# YOUR GOAL
Every record below needs to be printed again exactly.
### DATA EXCERPTS
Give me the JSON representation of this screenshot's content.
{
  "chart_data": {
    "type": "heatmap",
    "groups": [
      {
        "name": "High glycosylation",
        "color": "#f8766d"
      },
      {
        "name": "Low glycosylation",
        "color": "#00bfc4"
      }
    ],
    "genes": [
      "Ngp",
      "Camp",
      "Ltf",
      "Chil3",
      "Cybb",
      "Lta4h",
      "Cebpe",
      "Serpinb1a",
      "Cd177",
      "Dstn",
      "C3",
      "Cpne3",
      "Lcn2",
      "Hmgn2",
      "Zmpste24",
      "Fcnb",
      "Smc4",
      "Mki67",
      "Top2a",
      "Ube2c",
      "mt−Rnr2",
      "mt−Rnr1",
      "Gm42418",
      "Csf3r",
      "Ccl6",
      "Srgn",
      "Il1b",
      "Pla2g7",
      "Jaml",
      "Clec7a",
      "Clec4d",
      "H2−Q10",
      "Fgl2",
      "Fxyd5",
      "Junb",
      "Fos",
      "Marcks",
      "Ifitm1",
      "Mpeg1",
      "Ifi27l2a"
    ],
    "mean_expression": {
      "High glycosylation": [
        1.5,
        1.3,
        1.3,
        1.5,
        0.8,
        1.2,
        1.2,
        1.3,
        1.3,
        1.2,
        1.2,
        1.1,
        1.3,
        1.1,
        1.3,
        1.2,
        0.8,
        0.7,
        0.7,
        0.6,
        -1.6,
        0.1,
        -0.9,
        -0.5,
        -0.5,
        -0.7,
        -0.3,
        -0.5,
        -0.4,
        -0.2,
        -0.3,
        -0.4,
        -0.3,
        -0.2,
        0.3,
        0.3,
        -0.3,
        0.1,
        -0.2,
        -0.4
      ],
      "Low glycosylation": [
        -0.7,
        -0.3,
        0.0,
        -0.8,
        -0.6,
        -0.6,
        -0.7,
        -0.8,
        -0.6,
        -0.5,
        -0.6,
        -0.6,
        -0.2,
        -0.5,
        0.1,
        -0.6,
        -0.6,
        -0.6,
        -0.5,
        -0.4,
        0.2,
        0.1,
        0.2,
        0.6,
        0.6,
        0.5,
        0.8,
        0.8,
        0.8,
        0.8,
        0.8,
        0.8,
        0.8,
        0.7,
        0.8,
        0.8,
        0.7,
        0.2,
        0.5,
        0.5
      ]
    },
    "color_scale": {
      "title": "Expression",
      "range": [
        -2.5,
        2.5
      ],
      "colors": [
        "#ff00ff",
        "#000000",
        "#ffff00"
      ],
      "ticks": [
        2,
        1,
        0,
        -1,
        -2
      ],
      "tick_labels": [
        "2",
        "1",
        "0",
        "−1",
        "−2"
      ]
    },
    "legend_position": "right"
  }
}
######
# YOUR RESPONSE
Give me the JSON representation of this screenshot's content.
{
  "chart_data": {
    "type": "heatmap",
    "groups": [
      {
        "name": "High glycosylation",
        "color": "#f8766d"
      },
      {
        "name": "Low glycosylation",
        "color": "#00bfc4"
      }
    ],
    "genes": [
      "Ngp",
      "Camp",
      "Ltf",
      "Chil3",
      "Cybb",
      "Lta4h",
      "Cebpe",
      "Serpinb1a",
      "Cd177",
      "Dstn",
      "C3",
      "Cpne3",
      "Lcn2",
      "Hmgn2",
      "Zmpste24",
      "Fcnb",
      "Smc4",
      "Mki67",
      "Top2a",
      "Ube2c",
      "mt−Rnr2",
      "mt−Rnr1",
      "Gm42418",
      "Csf3r",
      "Ccl6",
      "Srgn",
      "Il1b",
      "Pla2g7",
      "Jaml",
      "Clec7a",
      "Clec4d",
      "H2−Q10",
      "Fgl2",
      "Fxyd5",
      "Junb",
      "Fos",
      "Marcks",
      "Ifitm1",
      "Mpeg1",
      "Ifi27l2a"
    ],
    "mean_expression": {
      "High glycosylation": [
        1.5,
        1.3,
        1.3,
        1.5,
        0.8,
        1.2,
        1.2,
        1.3,
        1.3,
        1.2,
        1.2,
        1.1,
        1.3,
        1.1,
        1.3,
        1.2,
        0.8,
        0.7,
        0.7,
        0.6,
        -1.6,
        0.1,
        -0.9,
        -0.5,
        -0.5,
        -0.7,
        -0.3,
        -0.5,
        -0.4,
        -0.2,
        -0.3,
        -0.4,
        -0.3,
        -0.2,
        0.3,
        0.3,
        -0.3,
        0.1,
        -0.2,
        -0.4
      ],
      "Low glycosylation": [
        -0.7,
        -0.3,
        0.0,
        -0.8,
        -0.6,
        -0.6,
        -0.7,
        -0.8,
        -0.6,
        -0.5,
        -0.6,
        -0.6,
        -0.2,
        -0.5,
        0.1,
        -0.6,
        -0.6,
        -0.6,
        -0.5,
        -0.4,
        0.2,
        0.1,
        0.2,
        0.6,
        0.6,
        0.5,
        0.8,
        0.8,
        0.8,
        0.8,
        0.8,
        0.8,
        0.8,
        0.7,
        0.8,
        0.8,
        0.7,
        0.2,
        0.5,
        0.5
      ]
    },
    "color_scale": {
      "title": "Expression",
      "range": [
        -2.5,
        2.5
      ],
      "colors": [
        "#ff00ff",
        "#000000",
        "#ffff00"
      ],
      "ticks": [
        2,
        1,
        0,
        -1,
        -2
      ],
      "tick_labels": [
        "2",
        "1",
        "0",
        "−1",
        "−2"
      ]
    },
    "legend_position": "right"
  }
}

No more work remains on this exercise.